→ **Document text**
"""
Re: [gridengine users] Requesting multiple cores on one node

2014-01-16 Thread Reuti
Am 16.01.2014 um 05:24 schrieb tele...@shaw.ca:

 Sorry - you're correct, I meant  -l nodes=1:ppn=[count] .  :-)
 
 Hmmm...we've had some requests from clients specifically to support SGE, but 
 this is a pretty key part of our functionality.  Currently we can submit, but 
 without the way to specify cores, the clients won't get the timing results 
 they expect at all.  Out of curiosity, does anyone have any good references 
 for *why* this isn't the paradigm

I would say: the idea was, that the admin of the cluster should provide all the 
necessary setups and scripts to achieve a tight integration of a parallel 
application into the cluster. This is nothing the end user of a cluster should 
deal with. AFAIK there is no start_proc_args or control_slaves in Torque to 
reformat the generated list of machines or catch a plain rsh/ssh call of a 
user's application.

10 years ago LAM/MPI or MPICH(1) weren't running out of the box in a cluster in 
a tightly integrated way. And there the PE's definition was a great help (still 
for other's like Linda or IBM's Platform MPI). Sure, this changed over time as 
nowadays Open MPI and MPICH2/3 are supporting SGE's `qrsh` and Torque's TM 
(Task Manager) directly.
"""
→ **Exercises**
- A) Could you transcribe the Grid Engine thread from "Hmmm...we've had some" to "user's application."?
- B) Can you pick up the Grid Engine thread at its last sentence and continue it?
The records are separate material with no connection to the Grid Engine thread.

→ **Rows**
"""
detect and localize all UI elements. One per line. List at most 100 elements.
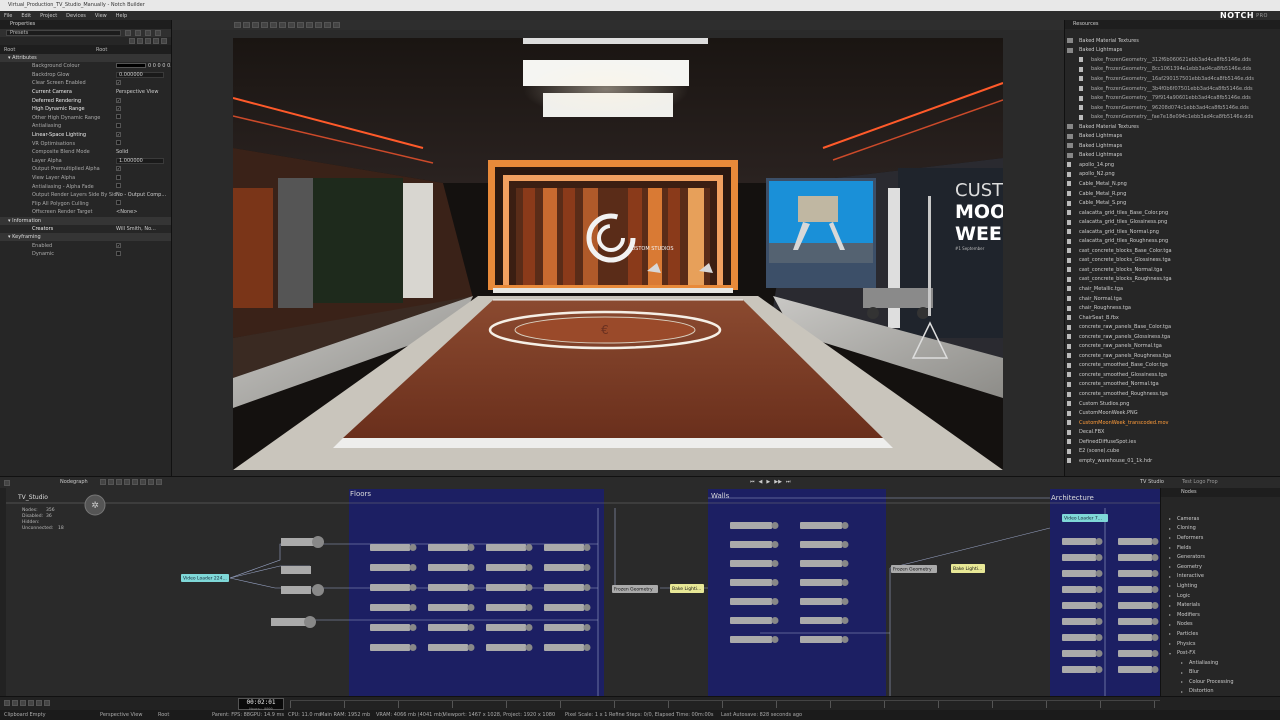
attribute-row[interactable]: Composite Blend Mode Solid bbox=[0, 148, 171, 157]
node-category[interactable]: ▸ Particles bbox=[1161, 629, 1280, 639]
tab-tv-studio[interactable]: TV Studio bbox=[1140, 479, 1164, 485]
list-icon[interactable] bbox=[155, 30, 161, 36]
graph-node[interactable] bbox=[1118, 538, 1152, 545]
lock-icon[interactable] bbox=[137, 38, 143, 44]
attribute-row[interactable]: Backdrop Glow 0.000000 bbox=[0, 71, 171, 80]
graph-node[interactable] bbox=[800, 560, 842, 567]
resource-item[interactable]: concrete_raw_panels_Base_Color.tga bbox=[1065, 322, 1280, 332]
graph-node[interactable] bbox=[730, 560, 772, 567]
graph-node[interactable] bbox=[800, 522, 842, 529]
resource-item[interactable]: E2 (scene).cube bbox=[1065, 447, 1280, 457]
resource-item[interactable]: Baked Lightmaps bbox=[1065, 46, 1280, 56]
attribute-checkbox[interactable]: ✓ bbox=[116, 132, 121, 138]
key-icon[interactable] bbox=[4, 700, 10, 706]
gizmo-icon[interactable] bbox=[333, 22, 340, 28]
attribute-field[interactable]: 0.000000 bbox=[116, 71, 164, 78]
graph-node[interactable] bbox=[428, 604, 468, 611]
resource-item[interactable]: cast_concrete_blocks_Roughness.tga bbox=[1065, 275, 1280, 285]
graph-node[interactable] bbox=[1118, 650, 1152, 657]
resource-item[interactable]: Baked Lightmaps bbox=[1065, 151, 1280, 161]
keyframing-enabled-row[interactable]: Enabled ✓ bbox=[0, 241, 171, 250]
grid-icon[interactable] bbox=[279, 22, 286, 28]
resource-item[interactable]: chair_Roughness.tga bbox=[1065, 303, 1280, 313]
menu-help[interactable]: Help bbox=[116, 13, 127, 19]
attribute-row[interactable]: Background Colour 0 0 0 0 0.0 bbox=[0, 62, 171, 71]
graph-node[interactable] bbox=[370, 584, 410, 591]
creators-row[interactable]: Creators Will Smith, No... bbox=[0, 225, 171, 234]
graph-node[interactable] bbox=[428, 644, 468, 651]
attribute-value[interactable]: Solid bbox=[116, 149, 128, 155]
graph-node[interactable] bbox=[1118, 666, 1152, 673]
graph-node[interactable] bbox=[1118, 602, 1152, 609]
graph-node[interactable] bbox=[1118, 570, 1152, 577]
graph-node[interactable] bbox=[486, 584, 526, 591]
graph-node[interactable] bbox=[1118, 554, 1152, 561]
node-category[interactable]: ▸ Modifiers bbox=[1161, 610, 1280, 620]
graph-node[interactable] bbox=[1062, 570, 1096, 577]
menu-devices[interactable]: Devices bbox=[66, 13, 86, 19]
paste-icon[interactable] bbox=[153, 38, 159, 44]
node-category[interactable]: ▸ Logic bbox=[1161, 591, 1280, 601]
resource-item[interactable]: cast_concrete_blocks_Base_Color.tga bbox=[1065, 246, 1280, 256]
node-align-icon[interactable] bbox=[124, 479, 130, 485]
resource-item[interactable]: Baked Material Textures bbox=[1065, 122, 1280, 132]
attribute-checkbox[interactable]: ✓ bbox=[116, 106, 121, 112]
node-category[interactable]: ▸ Lighting bbox=[1161, 581, 1280, 591]
resource-item[interactable]: concrete_raw_panels_Glossiness.tga bbox=[1065, 332, 1280, 342]
resource-item[interactable]: apollo_14.png bbox=[1065, 160, 1280, 170]
graph-node[interactable] bbox=[544, 544, 584, 551]
attribute-checkbox[interactable]: ✓ bbox=[116, 80, 121, 86]
resource-item[interactable]: Custom Studios.png bbox=[1065, 399, 1280, 409]
node-category[interactable]: ▸ Cameras bbox=[1161, 514, 1280, 524]
graph-node[interactable] bbox=[544, 604, 584, 611]
minus-icon[interactable] bbox=[145, 30, 151, 36]
menu-project[interactable]: Project bbox=[40, 13, 57, 19]
graph-node[interactable] bbox=[428, 544, 468, 551]
nodegraph-canvas[interactable]: Floors Walls Architecture TV_Studio ✲ No… bbox=[0, 488, 1160, 696]
graph-node[interactable] bbox=[486, 624, 526, 631]
graph-node[interactable] bbox=[486, 604, 526, 611]
resource-item[interactable]: Cable_Metal_S.png bbox=[1065, 198, 1280, 208]
timeline-ruler[interactable] bbox=[290, 700, 1160, 708]
attribute-checkbox[interactable] bbox=[116, 183, 121, 189]
graph-node[interactable] bbox=[1118, 586, 1152, 593]
menu-file[interactable]: File bbox=[4, 13, 12, 19]
graph-node[interactable] bbox=[428, 564, 468, 571]
attribute-row[interactable]: Flip All Polygon Culling bbox=[0, 200, 171, 209]
resource-item[interactable]: Baked Lightmaps bbox=[1065, 131, 1280, 141]
menu-view[interactable]: View bbox=[95, 13, 107, 19]
menu-edit[interactable]: Edit bbox=[21, 13, 31, 19]
graph-node[interactable] bbox=[800, 598, 842, 605]
graph-node[interactable] bbox=[370, 644, 410, 651]
resource-item[interactable]: Baked Material Textures bbox=[1065, 36, 1280, 46]
graph-node[interactable] bbox=[486, 564, 526, 571]
graph-node[interactable] bbox=[544, 564, 584, 571]
resource-item[interactable]: bake_FrozenGeometry__fae7e18e094c1ebb3ad… bbox=[1065, 112, 1280, 122]
resource-item[interactable]: apollo_N2.png bbox=[1065, 170, 1280, 180]
resource-item[interactable]: concrete_smoothed_Glossiness.tga bbox=[1065, 370, 1280, 380]
resource-item[interactable]: concrete_raw_panels_Normal.tga bbox=[1065, 342, 1280, 352]
record-icon[interactable] bbox=[36, 700, 42, 706]
select-icon[interactable] bbox=[261, 22, 268, 28]
reset-icon[interactable] bbox=[161, 38, 167, 44]
graph-node[interactable] bbox=[800, 541, 842, 548]
graph-node[interactable] bbox=[544, 584, 584, 591]
add-icon[interactable] bbox=[135, 30, 141, 36]
node-category[interactable]: ▸ Deformers bbox=[1161, 533, 1280, 543]
attribute-checkbox[interactable] bbox=[116, 114, 121, 120]
graph-node[interactable] bbox=[544, 624, 584, 631]
group-floors[interactable] bbox=[349, 489, 604, 696]
timeline-bar[interactable]: 00:02:01 Hours: 0000 bbox=[0, 696, 1280, 711]
graph-node[interactable] bbox=[730, 541, 772, 548]
graph-node[interactable] bbox=[370, 624, 410, 631]
resource-item[interactable]: ChairSeat_B.fbx bbox=[1065, 313, 1280, 323]
attribute-value[interactable]: Perspective View bbox=[116, 89, 158, 95]
node-category[interactable]: ▸ Nodes bbox=[1161, 620, 1280, 630]
node-category[interactable]: ▸ Materials bbox=[1161, 600, 1280, 610]
node-category[interactable]: ▸ Fields bbox=[1161, 543, 1280, 553]
resource-item[interactable]: Cable_Metal_R.png bbox=[1065, 189, 1280, 199]
root-row[interactable]: Root Root bbox=[0, 45, 171, 54]
attribute-row[interactable]: Linear-Space Lighting ✓ bbox=[0, 131, 171, 140]
node-category[interactable]: ▸ Interactive bbox=[1161, 572, 1280, 582]
attribute-row[interactable]: Deferred Rendering ✓ bbox=[0, 96, 171, 105]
"""
→ **Task-by-task outputs**
- A)
Hmmm...we've had some requests from clients specifically to support SGE, but 
 this is a pretty key part of our functionality.  Currently we can submit, but 
 without the way to specify cores, the clients won't get the timing results 
 they expect at all.  Out of curiosity, does anyone have any good references 
 for *why* this isn't the paradigm

I would say: the idea was, that the admin of the cluster should provide all the 
necessary setups and scripts to achieve a tight integration of a parallel 
application into the cluster. This is nothing the end user of a cluster should 
deal with. AFAIK there is no start_proc_args or control_slaves in Torque to 
reformat the generated list of machines or catch a plain rsh/ssh call of a 
user's application.

- B)
Another reason may have been, to limit certain applications (i.e. PEs) to a 
subset of nodes and how many slots are used for a particular applications. This 
is nothing what can be controlled in Torque I think.

On the other hand: if you have an application which needs 4 cores on every 
machine (i.e. allocation_rule 4 resp. -l nodes=5:ppn=4), how can you prevent 
a user from requesting -l nodes=2:ppn=4+6:ppn=2 in Torque for a 20 core job?


 (it's certainly the atypical choice, from all the schedulers I've worked 
 with), with more detail on how/why this system works in its place?  That 
 might give me some insights on how to proceed.

Taking Open MPI and MPICH2/3 into account, an RFE could be that a PE called 
smp is always defined by default (and it's even not possible to remove it), 
but it's up to the user to attach it to certain machines/hostgroups. 
Nevertheless, as the necessary settings in such a PE are the ones which are 
offered by SGE by default when you create a new PE, the definition of it is 
quite easy anyway.


 The only thing I can think of right now is some sort of script that they can 
 run as part of installing our program that automatically sets up the 
 necessary pe's for them, but I'm still foggy enough on pe's that I'm not sure 
 if that's possible without knowing the details of their hardware.

The hardware doesn't matter much for such a PE, more the various defined 
queues: to which one you will attach the newly created PE?

During installation you can check whether there is such a PE (scan all PEs and 
look for allocation_rule $pe_slots and a proper slot count therein = use 
this name for the PE request) and whether it's attached to any queue. Well, 
this doesn't prevent the admin of the cluster to change the setting after 
installation of your software though.

-- Reuti


  Thoughts?
 
 Thank you!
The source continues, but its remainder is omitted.